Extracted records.
— start —
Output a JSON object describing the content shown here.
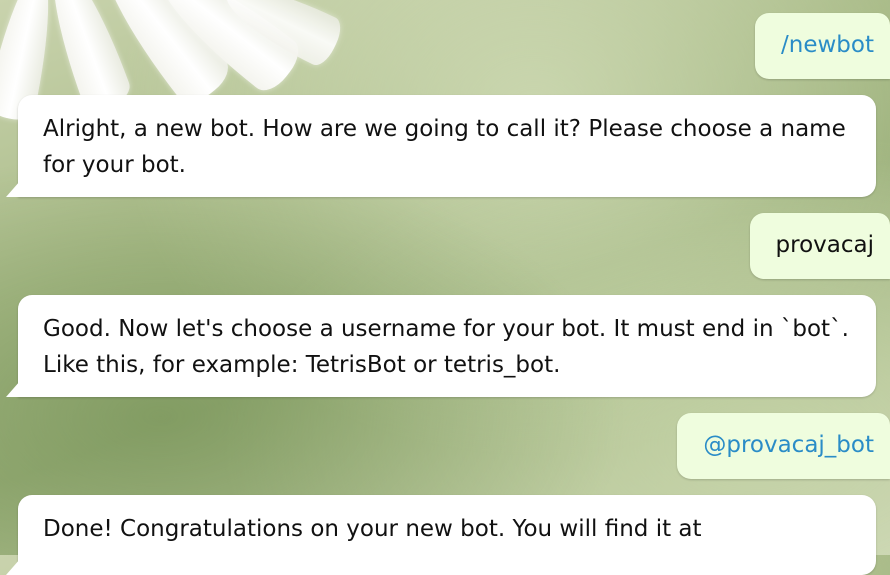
{
  "chat": {
    "messages": [
      {
        "direction": "out",
        "text": "/newbot",
        "is_command": true
      },
      {
        "direction": "in",
        "text": "Alright, a new bot. How are we going to call it? Please choose a name for your bot."
      },
      {
        "direction": "out",
        "text": "provacaj",
        "is_command": false
      },
      {
        "direction": "in",
        "text": "Good. Now let's choose a username for your bot. It must end in `bot`. Like this, for example: TetrisBot or tetris_bot."
      },
      {
        "direction": "out",
        "text": "@provacaj_bot",
        "is_command": true
      },
      {
        "direction": "in",
        "text": "Done! Congratulations on your new bot. You will find it at"
      }
    ]
  },
  "colors": {
    "incoming_bubble": "#ffffff",
    "outgoing_bubble": "#effdde",
    "link": "#2a8cc7",
    "text": "#111111"
  }
}
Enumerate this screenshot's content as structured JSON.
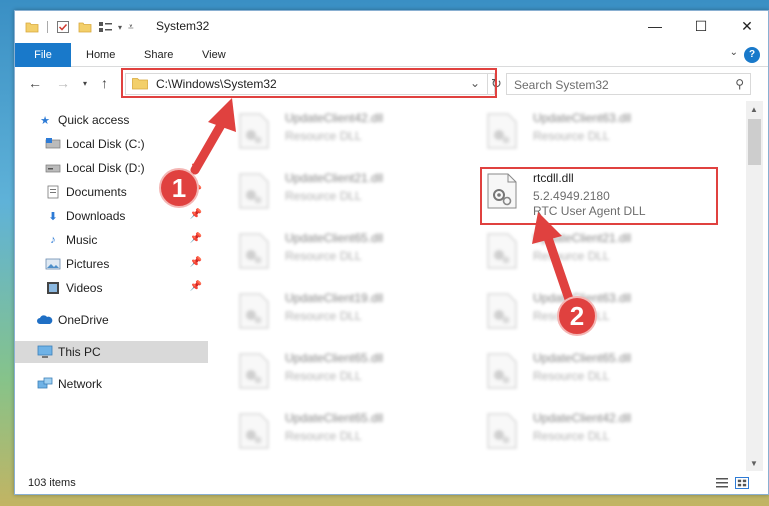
{
  "window": {
    "title": "System32",
    "controls": {
      "minimize": "—",
      "maximize": "☐",
      "close": "✕"
    }
  },
  "ribbon": {
    "tabs": [
      "File",
      "Home",
      "Share",
      "View"
    ],
    "help": "?"
  },
  "nav": {
    "address": "C:\\Windows\\System32",
    "search_placeholder": "Search System32"
  },
  "sidebar": {
    "items": [
      {
        "label": "Quick access",
        "icon": "star-icon",
        "pinned": false
      },
      {
        "label": "Local Disk (C:)",
        "icon": "drive-icon",
        "pinned": false
      },
      {
        "label": "Local Disk (D:)",
        "icon": "drive-icon",
        "pinned": true
      },
      {
        "label": "Documents",
        "icon": "documents-icon",
        "pinned": true
      },
      {
        "label": "Downloads",
        "icon": "download-icon",
        "pinned": true
      },
      {
        "label": "Music",
        "icon": "music-icon",
        "pinned": true
      },
      {
        "label": "Pictures",
        "icon": "pictures-icon",
        "pinned": true
      },
      {
        "label": "Videos",
        "icon": "videos-icon",
        "pinned": true
      },
      {
        "label": "OneDrive",
        "icon": "cloud-icon",
        "pinned": false
      },
      {
        "label": "This PC",
        "icon": "computer-icon",
        "pinned": false
      },
      {
        "label": "Network",
        "icon": "network-icon",
        "pinned": false
      }
    ]
  },
  "files": {
    "left": [
      {
        "name": "UpdateClient42.dll",
        "type": "Resource DLL"
      },
      {
        "name": "UpdateClient21.dll",
        "type": "Resource DLL"
      },
      {
        "name": "UpdateClient65.dll",
        "type": "Resource DLL"
      },
      {
        "name": "UpdateClient19.dll",
        "type": "Resource DLL"
      },
      {
        "name": "UpdateClient65.dll",
        "type": "Resource DLL"
      },
      {
        "name": "UpdateClient65.dll",
        "type": "Resource DLL"
      }
    ],
    "right": [
      {
        "name": "UpdateClient63.dll",
        "type": "Resource DLL"
      },
      {
        "name": "UpdateClient21.dll",
        "type": "Resource DLL"
      },
      {
        "name": "UpdateClient63.dll",
        "type": "Resource DLL"
      },
      {
        "name": "UpdateClient65.dll",
        "type": "Resource DLL"
      },
      {
        "name": "UpdateClient42.dll",
        "type": "Resource DLL"
      }
    ],
    "highlighted": {
      "name": "rtcdll.dll",
      "version": "5.2.4949.2180",
      "description": "RTC User Agent DLL"
    }
  },
  "status": {
    "item_count": "103 items"
  },
  "annotations": {
    "step1": "1",
    "step2": "2",
    "color": "#e0413f"
  },
  "colors": {
    "accent": "#1979ca",
    "selection": "#d9d9d9"
  }
}
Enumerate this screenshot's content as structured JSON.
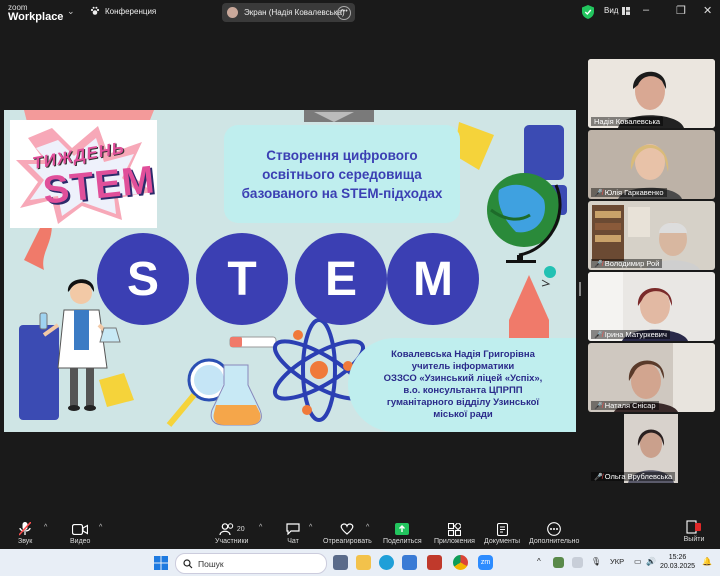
{
  "app": {
    "logo_line1": "zoom",
    "logo_line2": "Workplace",
    "conference_label": "Конференция",
    "screen_share_label": "Экран (Надія Ковалевська)",
    "view_label": "Вид",
    "security_color": "#22c55e"
  },
  "slide": {
    "badge_top": "ТИЖДЕНЬ",
    "badge_bottom": "STEM",
    "title": "Створення цифрового освітнього середовища базованого на STEM-підходах",
    "letters": [
      "S",
      "T",
      "E",
      "M"
    ],
    "author_lines": [
      "Ковалевська Надія Григорівна",
      "учитель інформатики",
      "ОЗЗСО «Узинський ліцей «Успіх»,",
      "в.о. консультанта ЦПРПП",
      "гуманітарного відділу Узинської",
      "міської ради"
    ],
    "colors": {
      "background": "#cfe5e5",
      "circle": "#3b3fb3",
      "title_text": "#3b3fb3",
      "title_box": "#bfeeee"
    }
  },
  "participants": [
    {
      "name": "Надія Ковалевська",
      "muted": false
    },
    {
      "name": "Юлія Гаркавенко",
      "muted": true
    },
    {
      "name": "Володимир Рой",
      "muted": true
    },
    {
      "name": "Ірина Матуркевич",
      "muted": true
    },
    {
      "name": "Наталя Снісар",
      "muted": true
    },
    {
      "name": "Ольга Врублевська",
      "muted": true
    }
  ],
  "toolbar": {
    "audio": "Звук",
    "video": "Видео",
    "participants": "Участники",
    "participants_count": "20",
    "chat": "Чат",
    "react": "Отреагировать",
    "share": "Поделиться",
    "apps": "Приложения",
    "docs": "Документы",
    "more": "Дополнительно",
    "exit": "Выйти"
  },
  "taskbar": {
    "search_placeholder": "Пошук",
    "lang": "УКР",
    "time": "15:26",
    "date": "20.03.2025"
  }
}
— end —
Reproduce each record from above exactly; pictures do not belong in the copy.

Solved exercise.
Output a JSON object describing the content shown here.
{
  "chat": {
    "messages": [
      {
        "direction": "out",
        "text": "/newbot",
        "is_command": true
      },
      {
        "direction": "in",
        "text": "Alright, a new bot. How are we going to call it? Please choose a name for your bot."
      },
      {
        "direction": "out",
        "text": "provacaj",
        "is_command": false
      },
      {
        "direction": "in",
        "text": "Good. Now let's choose a username for your bot. It must end in `bot`. Like this, for example: TetrisBot or tetris_bot."
      },
      {
        "direction": "out",
        "text": "@provacaj_bot",
        "is_command": true
      },
      {
        "direction": "in",
        "text": "Done! Congratulations on your new bot. You will find it at"
      }
    ]
  },
  "colors": {
    "incoming_bubble": "#ffffff",
    "outgoing_bubble": "#effdde",
    "link": "#2a8cc7",
    "text": "#111111"
  }
}
Enumerate this screenshot's content as structured JSON.
{
  "window": {
    "title": "System32",
    "controls": {
      "minimize": "—",
      "maximize": "☐",
      "close": "✕"
    }
  },
  "ribbon": {
    "tabs": [
      "File",
      "Home",
      "Share",
      "View"
    ],
    "help": "?"
  },
  "nav": {
    "address": "C:\\Windows\\System32",
    "search_placeholder": "Search System32"
  },
  "sidebar": {
    "items": [
      {
        "label": "Quick access",
        "icon": "star-icon",
        "pinned": false
      },
      {
        "label": "Local Disk (C:)",
        "icon": "drive-icon",
        "pinned": false
      },
      {
        "label": "Local Disk (D:)",
        "icon": "drive-icon",
        "pinned": true
      },
      {
        "label": "Documents",
        "icon": "documents-icon",
        "pinned": true
      },
      {
        "label": "Downloads",
        "icon": "download-icon",
        "pinned": true
      },
      {
        "label": "Music",
        "icon": "music-icon",
        "pinned": true
      },
      {
        "label": "Pictures",
        "icon": "pictures-icon",
        "pinned": true
      },
      {
        "label": "Videos",
        "icon": "videos-icon",
        "pinned": true
      },
      {
        "label": "OneDrive",
        "icon": "cloud-icon",
        "pinned": false
      },
      {
        "label": "This PC",
        "icon": "computer-icon",
        "pinned": false
      },
      {
        "label": "Network",
        "icon": "network-icon",
        "pinned": false
      }
    ]
  },
  "files": {
    "left": [
      {
        "name": "UpdateClient42.dll",
        "type": "Resource DLL"
      },
      {
        "name": "UpdateClient21.dll",
        "type": "Resource DLL"
      },
      {
        "name": "UpdateClient65.dll",
        "type": "Resource DLL"
      },
      {
        "name": "UpdateClient19.dll",
        "type": "Resource DLL"
      },
      {
        "name": "UpdateClient65.dll",
        "type": "Resource DLL"
      },
      {
        "name": "UpdateClient65.dll",
        "type": "Resource DLL"
      }
    ],
    "right": [
      {
        "name": "UpdateClient63.dll",
        "type": "Resource DLL"
      },
      {
        "name": "UpdateClient21.dll",
        "type": "Resource DLL"
      },
      {
        "name": "UpdateClient63.dll",
        "type": "Resource DLL"
      },
      {
        "name": "UpdateClient65.dll",
        "type": "Resource DLL"
      },
      {
        "name": "UpdateClient42.dll",
        "type": "Resource DLL"
      }
    ],
    "highlighted": {
      "name": "rtcdll.dll",
      "version": "5.2.4949.2180",
      "description": "RTC User Agent DLL"
    }
  },
  "status": {
    "item_count": "103 items"
  },
  "annotations": {
    "step1": "1",
    "step2": "2",
    "color": "#e0413f"
  },
  "colors": {
    "accent": "#1979ca",
    "selection": "#d9d9d9"
  }
}
Enumerate this screenshot's content as structured JSON.
{
  "app": {
    "logo_line1": "zoom",
    "logo_line2": "Workplace",
    "conference_label": "Конференция",
    "screen_share_label": "Экран (Надія Ковалевська)",
    "view_label": "Вид",
    "security_color": "#22c55e"
  },
  "slide": {
    "badge_top": "ТИЖДЕНЬ",
    "badge_bottom": "STEM",
    "title": "Створення цифрового освітнього середовища базованого на STEM-підходах",
    "letters": [
      "S",
      "T",
      "E",
      "M"
    ],
    "author_lines": [
      "Ковалевська Надія Григорівна",
      "учитель інформатики",
      "ОЗЗСО «Узинський ліцей «Успіх»,",
      "в.о. консультанта ЦПРПП",
      "гуманітарного відділу Узинської",
      "міської ради"
    ],
    "colors": {
      "background": "#cfe5e5",
      "circle": "#3b3fb3",
      "title_text": "#3b3fb3",
      "title_box": "#bfeeee"
    }
  },
  "participants": [
    {
      "name": "Надія Ковалевська",
      "muted": false
    },
    {
      "name": "Юлія Гаркавенко",
      "muted": true
    },
    {
      "name": "Володимир Рой",
      "muted": true
    },
    {
      "name": "Ірина Матуркевич",
      "muted": true
    },
    {
      "name": "Наталя Снісар",
      "muted": true
    },
    {
      "name": "Ольга Врублевська",
      "muted": true
    }
  ],
  "toolbar": {
    "audio": "Звук",
    "video": "Видео",
    "participants": "Участники",
    "participants_count": "20",
    "chat": "Чат",
    "react": "Отреагировать",
    "share": "Поделиться",
    "apps": "Приложения",
    "docs": "Документы",
    "more": "Дополнительно",
    "exit": "Выйти"
  },
  "taskbar": {
    "search_placeholder": "Пошук",
    "lang": "УКР",
    "time": "15:26",
    "date": "20.03.2025"
  }
}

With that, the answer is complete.